(Data entries)
※

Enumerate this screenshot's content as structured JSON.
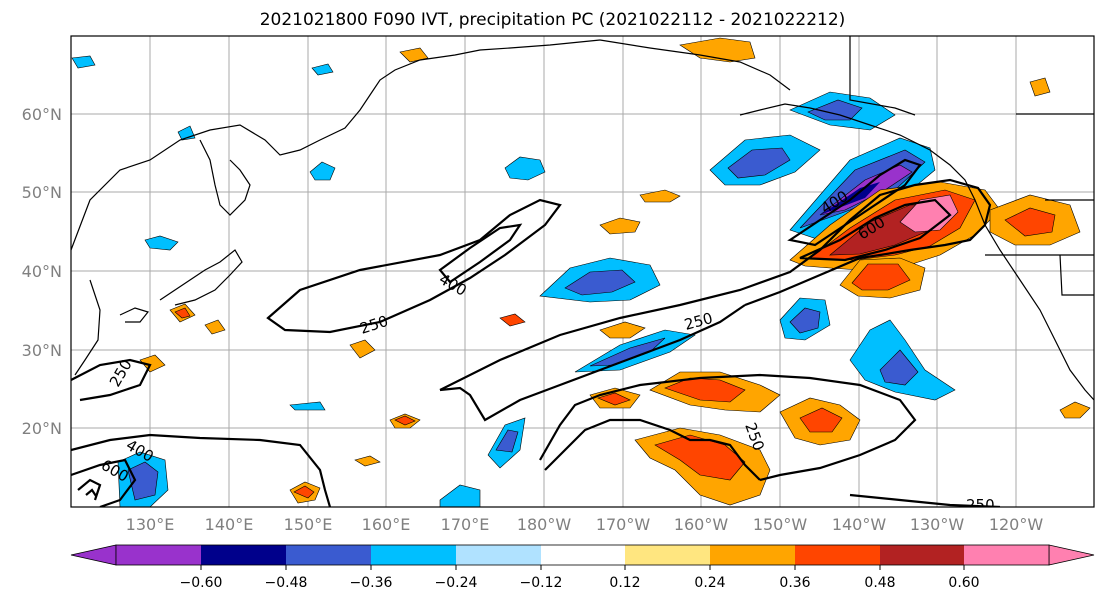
{
  "title": "2021021800 F090 IVT, precipitation PC (2021022112 - 2021022212)",
  "lat_labels": [
    "60°N",
    "50°N",
    "40°N",
    "30°N",
    "20°N"
  ],
  "lon_labels": [
    "130°E",
    "140°E",
    "150°E",
    "160°E",
    "170°E",
    "180°W",
    "170°W",
    "160°W",
    "150°W",
    "140°W",
    "130°W",
    "120°W"
  ],
  "ivt_contour_labels": [
    "250",
    "400",
    "600"
  ],
  "colorbar": {
    "ticks": [
      "−0.60",
      "−0.48",
      "−0.36",
      "−0.24",
      "−0.12",
      "0.12",
      "0.24",
      "0.36",
      "0.48",
      "0.60"
    ],
    "colors": [
      "#9932cc",
      "#00008b",
      "#3a5bd0",
      "#00bfff",
      "#b0e2ff",
      "#ffffff",
      "#ffe680",
      "#ffa500",
      "#ff4500",
      "#b22222",
      "#ff80b0"
    ]
  }
}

※

* _Task to carry out_:
Without the pictures, write out all of the material exactly.

* _Reply_:
Enumerate this screenshot's content as structured JSON.
{
  "title": "2021021800 F090 IVT, precipitation PC (2021022112 - 2021022212)",
  "lat_labels": [
    "60°N",
    "50°N",
    "40°N",
    "30°N",
    "20°N"
  ],
  "lon_labels": [
    "130°E",
    "140°E",
    "150°E",
    "160°E",
    "170°E",
    "180°W",
    "170°W",
    "160°W",
    "150°W",
    "140°W",
    "130°W",
    "120°W"
  ],
  "ivt_contour_labels": [
    "250",
    "400",
    "600"
  ],
  "colorbar": {
    "ticks": [
      "−0.60",
      "−0.48",
      "−0.36",
      "−0.24",
      "−0.12",
      "0.12",
      "0.24",
      "0.36",
      "0.48",
      "0.60"
    ],
    "colors": [
      "#9932cc",
      "#00008b",
      "#3a5bd0",
      "#00bfff",
      "#b0e2ff",
      "#ffffff",
      "#ffe680",
      "#ffa500",
      "#ff4500",
      "#b22222",
      "#ff80b0"
    ]
  }
}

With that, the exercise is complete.